**TASK**
The records below are split into lines. How many of those lines contain the string "cases"? Reply with the number only.

**Dataset items**
►

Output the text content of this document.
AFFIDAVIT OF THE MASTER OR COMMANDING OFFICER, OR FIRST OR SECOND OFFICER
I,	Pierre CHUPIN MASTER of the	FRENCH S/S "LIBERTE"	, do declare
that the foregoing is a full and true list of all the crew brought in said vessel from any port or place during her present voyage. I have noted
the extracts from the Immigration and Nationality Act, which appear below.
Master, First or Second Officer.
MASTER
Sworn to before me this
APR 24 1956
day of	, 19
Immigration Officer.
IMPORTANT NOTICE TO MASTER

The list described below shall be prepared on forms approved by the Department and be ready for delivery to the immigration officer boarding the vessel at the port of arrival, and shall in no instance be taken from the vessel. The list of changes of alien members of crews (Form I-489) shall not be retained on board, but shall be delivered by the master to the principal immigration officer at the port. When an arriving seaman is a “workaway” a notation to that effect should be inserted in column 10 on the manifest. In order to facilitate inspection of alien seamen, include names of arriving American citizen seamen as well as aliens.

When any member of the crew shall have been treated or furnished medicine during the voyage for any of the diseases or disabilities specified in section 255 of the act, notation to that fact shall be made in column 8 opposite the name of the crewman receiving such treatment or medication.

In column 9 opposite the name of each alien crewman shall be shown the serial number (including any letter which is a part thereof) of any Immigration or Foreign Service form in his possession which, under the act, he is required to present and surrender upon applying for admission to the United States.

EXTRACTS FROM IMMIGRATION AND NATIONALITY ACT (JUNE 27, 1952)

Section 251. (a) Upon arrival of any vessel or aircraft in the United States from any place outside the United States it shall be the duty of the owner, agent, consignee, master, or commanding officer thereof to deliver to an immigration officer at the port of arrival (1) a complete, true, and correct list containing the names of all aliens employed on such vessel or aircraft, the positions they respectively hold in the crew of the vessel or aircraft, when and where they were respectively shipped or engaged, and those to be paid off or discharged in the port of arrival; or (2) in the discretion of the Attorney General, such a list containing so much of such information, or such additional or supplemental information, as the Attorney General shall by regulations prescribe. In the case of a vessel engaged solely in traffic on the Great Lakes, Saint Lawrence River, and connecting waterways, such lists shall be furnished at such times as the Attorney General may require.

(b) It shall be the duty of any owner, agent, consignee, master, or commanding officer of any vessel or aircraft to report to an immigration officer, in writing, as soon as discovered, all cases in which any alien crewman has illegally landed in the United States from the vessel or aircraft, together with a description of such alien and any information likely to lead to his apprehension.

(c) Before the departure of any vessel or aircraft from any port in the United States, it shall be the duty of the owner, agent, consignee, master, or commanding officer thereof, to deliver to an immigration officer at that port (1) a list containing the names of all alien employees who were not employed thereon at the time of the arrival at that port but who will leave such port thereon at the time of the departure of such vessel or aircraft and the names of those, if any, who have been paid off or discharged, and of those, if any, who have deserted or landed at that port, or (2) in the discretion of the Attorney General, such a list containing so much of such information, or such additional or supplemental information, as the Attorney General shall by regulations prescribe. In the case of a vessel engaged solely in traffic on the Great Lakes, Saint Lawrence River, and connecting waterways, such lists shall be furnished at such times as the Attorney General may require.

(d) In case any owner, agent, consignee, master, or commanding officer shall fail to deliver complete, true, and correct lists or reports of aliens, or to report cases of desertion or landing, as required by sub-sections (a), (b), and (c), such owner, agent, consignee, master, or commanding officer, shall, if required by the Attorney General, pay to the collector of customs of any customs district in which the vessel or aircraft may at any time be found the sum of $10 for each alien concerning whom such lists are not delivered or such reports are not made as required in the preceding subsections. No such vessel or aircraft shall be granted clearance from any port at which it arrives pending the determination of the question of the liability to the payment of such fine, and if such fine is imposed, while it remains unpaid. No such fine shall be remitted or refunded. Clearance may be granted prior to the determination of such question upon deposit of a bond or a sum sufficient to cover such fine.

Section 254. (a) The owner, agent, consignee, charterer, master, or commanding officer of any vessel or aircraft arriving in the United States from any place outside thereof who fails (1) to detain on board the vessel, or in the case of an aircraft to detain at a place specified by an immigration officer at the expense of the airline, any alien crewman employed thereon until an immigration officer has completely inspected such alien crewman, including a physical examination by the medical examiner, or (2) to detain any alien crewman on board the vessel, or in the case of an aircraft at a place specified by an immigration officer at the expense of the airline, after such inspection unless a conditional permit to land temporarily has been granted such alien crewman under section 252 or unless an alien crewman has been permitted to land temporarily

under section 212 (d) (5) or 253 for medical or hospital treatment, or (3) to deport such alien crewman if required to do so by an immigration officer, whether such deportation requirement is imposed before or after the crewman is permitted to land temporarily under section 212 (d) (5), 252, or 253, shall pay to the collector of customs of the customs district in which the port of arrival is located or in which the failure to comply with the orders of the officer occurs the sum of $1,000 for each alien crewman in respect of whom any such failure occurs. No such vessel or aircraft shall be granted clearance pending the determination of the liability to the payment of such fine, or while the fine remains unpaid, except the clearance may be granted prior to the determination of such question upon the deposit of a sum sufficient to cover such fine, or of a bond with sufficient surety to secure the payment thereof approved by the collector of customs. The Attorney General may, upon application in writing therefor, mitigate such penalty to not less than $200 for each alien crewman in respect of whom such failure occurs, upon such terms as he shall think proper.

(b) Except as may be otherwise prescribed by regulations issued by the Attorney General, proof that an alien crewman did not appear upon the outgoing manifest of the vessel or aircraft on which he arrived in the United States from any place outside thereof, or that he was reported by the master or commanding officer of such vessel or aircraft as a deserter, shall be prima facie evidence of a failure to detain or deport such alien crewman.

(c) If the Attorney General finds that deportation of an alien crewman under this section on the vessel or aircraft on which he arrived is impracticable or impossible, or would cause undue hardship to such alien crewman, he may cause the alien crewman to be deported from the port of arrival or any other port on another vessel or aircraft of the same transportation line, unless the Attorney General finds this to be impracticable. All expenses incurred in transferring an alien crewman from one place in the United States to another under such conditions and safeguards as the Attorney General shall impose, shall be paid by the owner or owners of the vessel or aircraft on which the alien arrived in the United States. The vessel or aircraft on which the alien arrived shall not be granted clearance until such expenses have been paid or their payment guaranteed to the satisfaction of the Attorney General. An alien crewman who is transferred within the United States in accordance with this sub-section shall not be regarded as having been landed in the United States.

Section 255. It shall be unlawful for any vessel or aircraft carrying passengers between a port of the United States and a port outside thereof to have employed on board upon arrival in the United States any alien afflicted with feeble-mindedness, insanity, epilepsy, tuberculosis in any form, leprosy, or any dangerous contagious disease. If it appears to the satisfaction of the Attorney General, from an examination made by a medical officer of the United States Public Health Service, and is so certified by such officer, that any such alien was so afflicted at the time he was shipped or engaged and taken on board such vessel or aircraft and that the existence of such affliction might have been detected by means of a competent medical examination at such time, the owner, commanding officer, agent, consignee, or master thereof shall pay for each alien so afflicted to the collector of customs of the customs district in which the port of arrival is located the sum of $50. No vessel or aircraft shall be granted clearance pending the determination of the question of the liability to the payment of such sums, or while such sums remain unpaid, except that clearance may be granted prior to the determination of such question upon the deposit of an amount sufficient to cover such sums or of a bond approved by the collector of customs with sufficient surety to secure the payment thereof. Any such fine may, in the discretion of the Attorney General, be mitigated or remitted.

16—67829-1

◄
►

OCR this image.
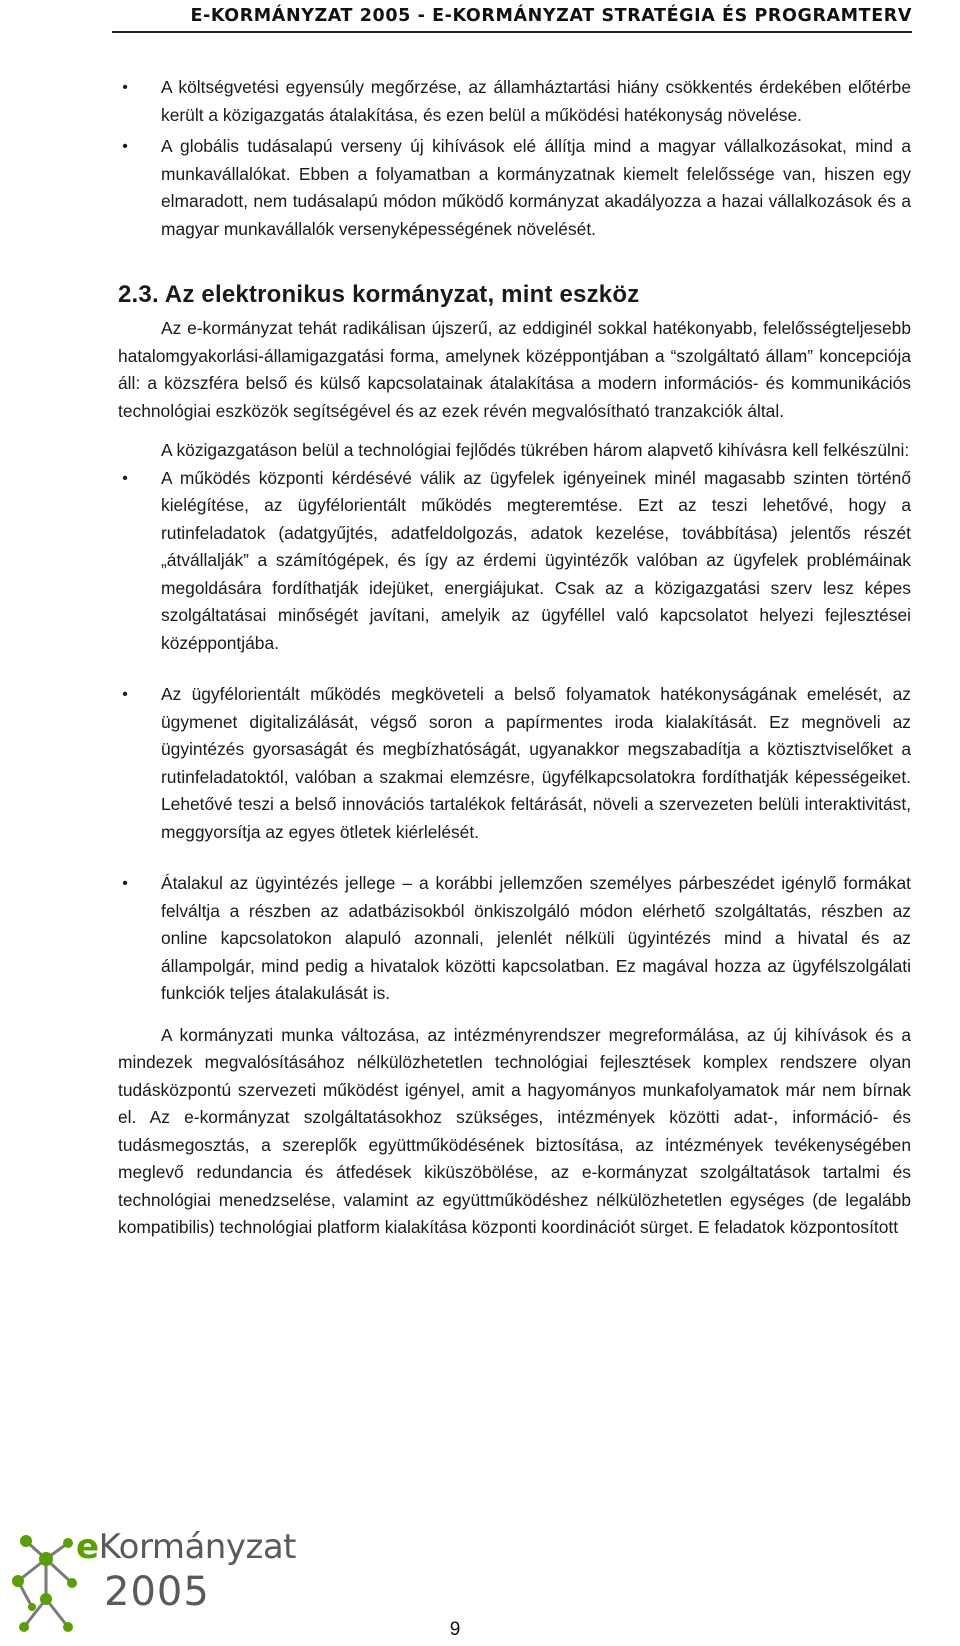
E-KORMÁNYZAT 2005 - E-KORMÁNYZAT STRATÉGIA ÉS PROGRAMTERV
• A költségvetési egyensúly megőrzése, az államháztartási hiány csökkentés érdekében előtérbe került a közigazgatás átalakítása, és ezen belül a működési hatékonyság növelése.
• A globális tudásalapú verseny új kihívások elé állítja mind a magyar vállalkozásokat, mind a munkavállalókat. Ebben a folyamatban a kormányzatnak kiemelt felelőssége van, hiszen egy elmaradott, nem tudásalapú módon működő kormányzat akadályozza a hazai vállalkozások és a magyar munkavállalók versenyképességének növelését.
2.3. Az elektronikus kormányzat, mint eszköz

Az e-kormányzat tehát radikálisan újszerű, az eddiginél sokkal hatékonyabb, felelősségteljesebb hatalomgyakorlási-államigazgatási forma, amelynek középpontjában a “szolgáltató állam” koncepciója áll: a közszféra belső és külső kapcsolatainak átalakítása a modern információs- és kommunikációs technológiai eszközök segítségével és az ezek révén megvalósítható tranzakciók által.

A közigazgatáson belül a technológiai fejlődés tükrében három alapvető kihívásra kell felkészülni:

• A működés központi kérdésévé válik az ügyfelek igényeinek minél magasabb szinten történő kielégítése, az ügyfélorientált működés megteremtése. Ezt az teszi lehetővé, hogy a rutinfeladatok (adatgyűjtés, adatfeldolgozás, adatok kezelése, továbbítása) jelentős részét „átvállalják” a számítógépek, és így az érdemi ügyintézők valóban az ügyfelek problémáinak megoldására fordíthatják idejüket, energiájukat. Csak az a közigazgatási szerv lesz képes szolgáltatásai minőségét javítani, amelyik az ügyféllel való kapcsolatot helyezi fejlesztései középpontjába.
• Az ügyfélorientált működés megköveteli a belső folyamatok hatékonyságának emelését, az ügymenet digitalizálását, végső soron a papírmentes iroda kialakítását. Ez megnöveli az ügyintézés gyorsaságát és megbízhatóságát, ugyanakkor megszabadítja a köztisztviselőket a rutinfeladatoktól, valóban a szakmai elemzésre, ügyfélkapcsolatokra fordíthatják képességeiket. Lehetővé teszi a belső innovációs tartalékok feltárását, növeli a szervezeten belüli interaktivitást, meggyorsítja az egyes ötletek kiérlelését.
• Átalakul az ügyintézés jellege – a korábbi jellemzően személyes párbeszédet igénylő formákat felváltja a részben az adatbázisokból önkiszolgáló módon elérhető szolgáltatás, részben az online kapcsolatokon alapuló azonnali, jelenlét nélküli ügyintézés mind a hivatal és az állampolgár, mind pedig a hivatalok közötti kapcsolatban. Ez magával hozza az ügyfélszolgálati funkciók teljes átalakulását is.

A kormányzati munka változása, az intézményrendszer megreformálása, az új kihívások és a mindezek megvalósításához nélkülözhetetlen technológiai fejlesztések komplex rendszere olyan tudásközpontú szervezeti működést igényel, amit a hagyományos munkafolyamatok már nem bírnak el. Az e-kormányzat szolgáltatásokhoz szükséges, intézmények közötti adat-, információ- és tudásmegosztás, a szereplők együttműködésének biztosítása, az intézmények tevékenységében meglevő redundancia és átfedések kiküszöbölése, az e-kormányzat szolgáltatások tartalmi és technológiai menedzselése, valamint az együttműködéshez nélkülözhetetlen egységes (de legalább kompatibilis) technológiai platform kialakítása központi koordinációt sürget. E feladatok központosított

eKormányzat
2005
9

◄

**WRITTEN REPLY**
2